▶ Task instructions: Pick every line with "Station" from the material below.
----
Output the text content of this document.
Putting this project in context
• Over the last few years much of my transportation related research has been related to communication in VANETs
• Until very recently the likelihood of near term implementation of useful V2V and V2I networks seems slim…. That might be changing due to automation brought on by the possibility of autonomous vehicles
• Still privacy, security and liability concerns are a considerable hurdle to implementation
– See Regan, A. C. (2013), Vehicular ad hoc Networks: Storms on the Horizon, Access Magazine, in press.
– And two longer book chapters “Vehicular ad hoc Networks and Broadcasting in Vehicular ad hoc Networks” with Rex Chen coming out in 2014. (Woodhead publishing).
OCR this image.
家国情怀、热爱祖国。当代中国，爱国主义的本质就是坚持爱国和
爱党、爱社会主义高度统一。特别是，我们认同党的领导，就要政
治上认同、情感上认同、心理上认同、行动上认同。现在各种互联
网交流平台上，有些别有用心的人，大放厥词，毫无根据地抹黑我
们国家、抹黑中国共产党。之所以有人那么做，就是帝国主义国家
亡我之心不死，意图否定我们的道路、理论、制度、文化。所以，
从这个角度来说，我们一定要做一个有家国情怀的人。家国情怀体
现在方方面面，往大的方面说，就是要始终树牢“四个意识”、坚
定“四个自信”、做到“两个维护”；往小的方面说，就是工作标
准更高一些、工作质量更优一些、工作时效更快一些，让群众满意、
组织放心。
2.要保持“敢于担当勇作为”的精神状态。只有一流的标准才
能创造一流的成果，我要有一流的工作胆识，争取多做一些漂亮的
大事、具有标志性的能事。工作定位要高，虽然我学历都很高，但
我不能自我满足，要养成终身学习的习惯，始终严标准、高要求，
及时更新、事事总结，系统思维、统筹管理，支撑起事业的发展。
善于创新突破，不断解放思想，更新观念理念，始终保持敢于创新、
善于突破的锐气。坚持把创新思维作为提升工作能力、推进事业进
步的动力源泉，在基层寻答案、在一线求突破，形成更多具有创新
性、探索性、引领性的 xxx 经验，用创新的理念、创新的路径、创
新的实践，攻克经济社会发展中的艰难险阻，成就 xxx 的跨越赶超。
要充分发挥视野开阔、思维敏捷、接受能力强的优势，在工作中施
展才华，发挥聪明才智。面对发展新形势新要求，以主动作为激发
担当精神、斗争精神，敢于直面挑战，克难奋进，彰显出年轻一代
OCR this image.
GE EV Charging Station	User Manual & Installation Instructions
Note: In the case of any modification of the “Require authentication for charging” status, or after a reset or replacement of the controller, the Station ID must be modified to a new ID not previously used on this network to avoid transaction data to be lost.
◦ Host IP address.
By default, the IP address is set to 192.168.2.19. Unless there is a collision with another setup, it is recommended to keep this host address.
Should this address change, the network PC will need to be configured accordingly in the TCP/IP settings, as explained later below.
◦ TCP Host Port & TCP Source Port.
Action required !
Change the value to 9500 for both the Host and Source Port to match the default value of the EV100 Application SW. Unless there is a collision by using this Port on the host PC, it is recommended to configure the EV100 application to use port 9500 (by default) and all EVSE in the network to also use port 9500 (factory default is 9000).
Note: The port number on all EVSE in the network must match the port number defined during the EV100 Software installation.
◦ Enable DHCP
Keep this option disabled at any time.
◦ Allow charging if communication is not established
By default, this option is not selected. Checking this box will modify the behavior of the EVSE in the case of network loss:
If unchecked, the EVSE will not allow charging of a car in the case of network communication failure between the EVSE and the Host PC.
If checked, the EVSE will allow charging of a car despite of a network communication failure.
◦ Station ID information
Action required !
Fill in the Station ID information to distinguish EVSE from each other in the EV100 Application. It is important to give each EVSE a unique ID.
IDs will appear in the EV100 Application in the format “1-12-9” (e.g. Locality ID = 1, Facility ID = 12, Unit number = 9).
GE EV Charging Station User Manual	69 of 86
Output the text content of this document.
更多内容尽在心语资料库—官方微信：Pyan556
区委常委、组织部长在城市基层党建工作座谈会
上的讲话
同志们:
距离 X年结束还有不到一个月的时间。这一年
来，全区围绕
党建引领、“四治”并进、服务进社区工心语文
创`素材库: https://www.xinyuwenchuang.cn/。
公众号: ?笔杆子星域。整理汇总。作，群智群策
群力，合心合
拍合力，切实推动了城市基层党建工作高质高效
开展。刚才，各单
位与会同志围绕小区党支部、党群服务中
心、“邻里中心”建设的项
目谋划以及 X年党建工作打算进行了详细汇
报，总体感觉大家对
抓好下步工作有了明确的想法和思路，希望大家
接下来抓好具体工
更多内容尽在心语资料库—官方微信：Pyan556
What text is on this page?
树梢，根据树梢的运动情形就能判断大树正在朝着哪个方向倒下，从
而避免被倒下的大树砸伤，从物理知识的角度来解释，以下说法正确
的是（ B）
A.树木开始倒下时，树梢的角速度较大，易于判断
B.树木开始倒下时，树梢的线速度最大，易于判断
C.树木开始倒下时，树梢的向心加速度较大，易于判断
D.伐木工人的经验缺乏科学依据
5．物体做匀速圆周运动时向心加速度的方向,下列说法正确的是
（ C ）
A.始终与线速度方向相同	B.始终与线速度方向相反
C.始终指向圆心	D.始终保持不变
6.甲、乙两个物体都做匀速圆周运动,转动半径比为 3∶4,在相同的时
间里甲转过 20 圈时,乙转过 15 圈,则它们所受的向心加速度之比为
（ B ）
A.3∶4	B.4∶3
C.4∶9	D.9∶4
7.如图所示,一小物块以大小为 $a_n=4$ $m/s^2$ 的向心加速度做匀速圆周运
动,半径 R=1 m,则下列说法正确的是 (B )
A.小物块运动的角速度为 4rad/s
----
▶ Answer to this problem:
GE EV Charging Station	User Manual & Installation Instructions
Note: In the case of any modification of the “Require authentication for charging” status, or after a reset or replacement of the controller, the Station ID must be modified to a new ID not previously used on this network to avoid transaction data to be lost.
◦ Station ID information
Fill in the Station ID information to distinguish EVSE from each other in the EV100 Application. It is important to give each EVSE a unique ID.
GE EV Charging Station User Manual	69 of 86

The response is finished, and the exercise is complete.